▶ **EXERCISE INPUT**
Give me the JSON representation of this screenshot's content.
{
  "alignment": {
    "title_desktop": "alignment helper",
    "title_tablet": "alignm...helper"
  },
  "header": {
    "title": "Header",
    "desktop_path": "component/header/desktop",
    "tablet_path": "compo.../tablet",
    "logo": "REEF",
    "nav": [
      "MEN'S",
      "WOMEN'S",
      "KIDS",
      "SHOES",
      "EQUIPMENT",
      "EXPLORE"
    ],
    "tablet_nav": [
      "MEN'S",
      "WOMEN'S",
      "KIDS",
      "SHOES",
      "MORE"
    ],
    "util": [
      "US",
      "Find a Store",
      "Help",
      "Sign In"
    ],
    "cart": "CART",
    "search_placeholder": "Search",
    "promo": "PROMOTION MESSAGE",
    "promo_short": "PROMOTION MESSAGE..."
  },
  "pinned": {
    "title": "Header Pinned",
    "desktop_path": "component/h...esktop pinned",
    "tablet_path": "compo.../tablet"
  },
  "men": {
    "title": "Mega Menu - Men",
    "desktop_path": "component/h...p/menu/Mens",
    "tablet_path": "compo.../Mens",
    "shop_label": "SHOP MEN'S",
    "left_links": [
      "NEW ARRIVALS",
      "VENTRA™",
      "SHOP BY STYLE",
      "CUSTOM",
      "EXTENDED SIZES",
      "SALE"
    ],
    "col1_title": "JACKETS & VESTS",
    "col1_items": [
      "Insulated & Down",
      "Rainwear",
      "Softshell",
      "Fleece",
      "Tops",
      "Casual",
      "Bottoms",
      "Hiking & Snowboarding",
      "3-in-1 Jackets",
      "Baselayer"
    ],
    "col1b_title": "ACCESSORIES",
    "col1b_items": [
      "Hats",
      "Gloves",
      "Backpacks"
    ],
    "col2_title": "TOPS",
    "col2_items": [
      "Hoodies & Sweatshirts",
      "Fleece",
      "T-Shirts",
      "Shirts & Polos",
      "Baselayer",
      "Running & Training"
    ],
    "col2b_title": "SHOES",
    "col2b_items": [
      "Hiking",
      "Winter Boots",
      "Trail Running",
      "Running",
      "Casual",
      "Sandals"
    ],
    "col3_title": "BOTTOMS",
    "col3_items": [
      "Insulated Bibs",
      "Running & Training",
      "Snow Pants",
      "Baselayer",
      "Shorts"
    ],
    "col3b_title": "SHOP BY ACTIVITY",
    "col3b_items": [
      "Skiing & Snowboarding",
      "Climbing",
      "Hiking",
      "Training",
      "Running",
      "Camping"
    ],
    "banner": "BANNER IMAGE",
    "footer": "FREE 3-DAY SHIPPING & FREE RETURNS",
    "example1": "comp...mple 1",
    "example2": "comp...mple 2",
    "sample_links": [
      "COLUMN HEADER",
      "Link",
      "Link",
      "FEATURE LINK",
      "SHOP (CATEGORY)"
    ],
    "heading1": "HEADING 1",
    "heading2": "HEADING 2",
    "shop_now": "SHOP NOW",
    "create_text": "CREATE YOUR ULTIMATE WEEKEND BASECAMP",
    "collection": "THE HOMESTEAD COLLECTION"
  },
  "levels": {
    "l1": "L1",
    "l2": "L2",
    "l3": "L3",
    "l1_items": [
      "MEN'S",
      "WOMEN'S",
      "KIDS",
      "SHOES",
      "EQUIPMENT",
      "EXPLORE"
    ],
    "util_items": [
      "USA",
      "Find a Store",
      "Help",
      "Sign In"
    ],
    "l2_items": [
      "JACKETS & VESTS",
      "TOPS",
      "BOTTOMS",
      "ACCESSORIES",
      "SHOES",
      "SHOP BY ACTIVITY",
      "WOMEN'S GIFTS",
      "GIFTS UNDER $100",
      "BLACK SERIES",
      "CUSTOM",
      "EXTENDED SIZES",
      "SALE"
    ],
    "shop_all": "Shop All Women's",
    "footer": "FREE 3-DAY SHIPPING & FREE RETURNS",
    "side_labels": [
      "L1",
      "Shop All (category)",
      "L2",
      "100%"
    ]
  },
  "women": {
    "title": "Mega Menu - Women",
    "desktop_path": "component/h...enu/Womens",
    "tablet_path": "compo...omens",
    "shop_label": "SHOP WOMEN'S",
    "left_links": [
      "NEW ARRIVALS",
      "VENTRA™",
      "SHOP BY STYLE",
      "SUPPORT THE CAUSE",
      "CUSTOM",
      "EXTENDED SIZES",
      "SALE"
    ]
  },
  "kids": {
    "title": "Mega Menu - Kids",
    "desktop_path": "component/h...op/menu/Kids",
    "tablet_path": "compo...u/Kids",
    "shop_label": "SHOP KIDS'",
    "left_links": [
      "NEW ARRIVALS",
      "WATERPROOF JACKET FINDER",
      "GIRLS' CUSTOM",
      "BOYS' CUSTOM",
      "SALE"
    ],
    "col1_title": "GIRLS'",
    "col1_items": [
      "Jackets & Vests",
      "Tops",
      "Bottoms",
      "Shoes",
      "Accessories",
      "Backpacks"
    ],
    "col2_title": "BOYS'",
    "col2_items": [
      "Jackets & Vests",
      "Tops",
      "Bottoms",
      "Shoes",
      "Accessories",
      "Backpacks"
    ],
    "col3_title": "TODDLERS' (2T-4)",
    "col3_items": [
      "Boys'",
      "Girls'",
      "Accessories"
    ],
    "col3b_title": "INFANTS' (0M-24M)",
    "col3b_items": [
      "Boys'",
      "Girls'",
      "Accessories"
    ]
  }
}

▶ **TASK TO CARRY OUT**
Output all of the data again, exactly.

▶ **RESULT FOR THIS EXERCISE**
Give me the JSON representation of this screenshot's content.
{
  "alignment": {
    "title_desktop": "alignment helper",
    "title_tablet": "alignm...helper"
  },
  "header": {
    "title": "Header",
    "desktop_path": "component/header/desktop",
    "tablet_path": "compo.../tablet",
    "logo": "REEF",
    "nav": [
      "MEN'S",
      "WOMEN'S",
      "KIDS",
      "SHOES",
      "EQUIPMENT",
      "EXPLORE"
    ],
    "tablet_nav": [
      "MEN'S",
      "WOMEN'S",
      "KIDS",
      "SHOES",
      "MORE"
    ],
    "util": [
      "US",
      "Find a Store",
      "Help",
      "Sign In"
    ],
    "cart": "CART",
    "search_placeholder": "Search",
    "promo": "PROMOTION MESSAGE",
    "promo_short": "PROMOTION MESSAGE..."
  },
  "pinned": {
    "title": "Header Pinned",
    "desktop_path": "component/h...esktop pinned",
    "tablet_path": "compo.../tablet"
  },
  "men": {
    "title": "Mega Menu - Men",
    "desktop_path": "component/h...p/menu/Mens",
    "tablet_path": "compo.../Mens",
    "shop_label": "SHOP MEN'S",
    "left_links": [
      "NEW ARRIVALS",
      "VENTRA™",
      "SHOP BY STYLE",
      "CUSTOM",
      "EXTENDED SIZES",
      "SALE"
    ],
    "col1_title": "JACKETS & VESTS",
    "col1_items": [
      "Insulated & Down",
      "Rainwear",
      "Softshell",
      "Fleece",
      "Tops",
      "Casual",
      "Bottoms",
      "Hiking & Snowboarding",
      "3-in-1 Jackets",
      "Baselayer"
    ],
    "col1b_title": "ACCESSORIES",
    "col1b_items": [
      "Hats",
      "Gloves",
      "Backpacks"
    ],
    "col2_title": "TOPS",
    "col2_items": [
      "Hoodies & Sweatshirts",
      "Fleece",
      "T-Shirts",
      "Shirts & Polos",
      "Baselayer",
      "Running & Training"
    ],
    "col2b_title": "SHOES",
    "col2b_items": [
      "Hiking",
      "Winter Boots",
      "Trail Running",
      "Running",
      "Casual",
      "Sandals"
    ],
    "col3_title": "BOTTOMS",
    "col3_items": [
      "Insulated Bibs",
      "Running & Training",
      "Snow Pants",
      "Baselayer",
      "Shorts"
    ],
    "col3b_title": "SHOP BY ACTIVITY",
    "col3b_items": [
      "Skiing & Snowboarding",
      "Climbing",
      "Hiking",
      "Training",
      "Running",
      "Camping"
    ],
    "banner": "BANNER IMAGE",
    "footer": "FREE 3-DAY SHIPPING & FREE RETURNS",
    "example1": "comp...mple 1",
    "example2": "comp...mple 2",
    "sample_links": [
      "COLUMN HEADER",
      "Link",
      "Link",
      "FEATURE LINK",
      "SHOP (CATEGORY)"
    ],
    "heading1": "HEADING 1",
    "heading2": "HEADING 2",
    "shop_now": "SHOP NOW",
    "create_text": "CREATE YOUR ULTIMATE WEEKEND BASECAMP",
    "collection": "THE HOMESTEAD COLLECTION"
  },
  "levels": {
    "l1": "L1",
    "l2": "L2",
    "l3": "L3",
    "l1_items": [
      "MEN'S",
      "WOMEN'S",
      "KIDS",
      "SHOES",
      "EQUIPMENT",
      "EXPLORE"
    ],
    "util_items": [
      "USA",
      "Find a Store",
      "Help",
      "Sign In"
    ],
    "l2_items": [
      "JACKETS & VESTS",
      "TOPS",
      "BOTTOMS",
      "ACCESSORIES",
      "SHOES",
      "SHOP BY ACTIVITY",
      "WOMEN'S GIFTS",
      "GIFTS UNDER $100",
      "BLACK SERIES",
      "CUSTOM",
      "EXTENDED SIZES",
      "SALE"
    ],
    "shop_all": "Shop All Women's",
    "footer": "FREE 3-DAY SHIPPING & FREE RETURNS",
    "side_labels": [
      "L1",
      "Shop All (category)",
      "L2",
      "100%"
    ]
  },
  "women": {
    "title": "Mega Menu - Women",
    "desktop_path": "component/h...enu/Womens",
    "tablet_path": "compo...omens",
    "shop_label": "SHOP WOMEN'S",
    "left_links": [
      "NEW ARRIVALS",
      "VENTRA™",
      "SHOP BY STYLE",
      "SUPPORT THE CAUSE",
      "CUSTOM",
      "EXTENDED SIZES",
      "SALE"
    ]
  },
  "kids": {
    "title": "Mega Menu - Kids",
    "desktop_path": "component/h...op/menu/Kids",
    "tablet_path": "compo...u/Kids",
    "shop_label": "SHOP KIDS'",
    "left_links": [
      "NEW ARRIVALS",
      "WATERPROOF JACKET FINDER",
      "GIRLS' CUSTOM",
      "BOYS' CUSTOM",
      "SALE"
    ],
    "col1_title": "GIRLS'",
    "col1_items": [
      "Jackets & Vests",
      "Tops",
      "Bottoms",
      "Shoes",
      "Accessories",
      "Backpacks"
    ],
    "col2_title": "BOYS'",
    "col2_items": [
      "Jackets & Vests",
      "Tops",
      "Bottoms",
      "Shoes",
      "Accessories",
      "Backpacks"
    ],
    "col3_title": "TODDLERS' (2T-4)",
    "col3_items": [
      "Boys'",
      "Girls'",
      "Accessories"
    ],
    "col3b_title": "INFANTS' (0M-24M)",
    "col3b_items": [
      "Boys'",
      "Girls'",
      "Accessories"
    ]
  }
}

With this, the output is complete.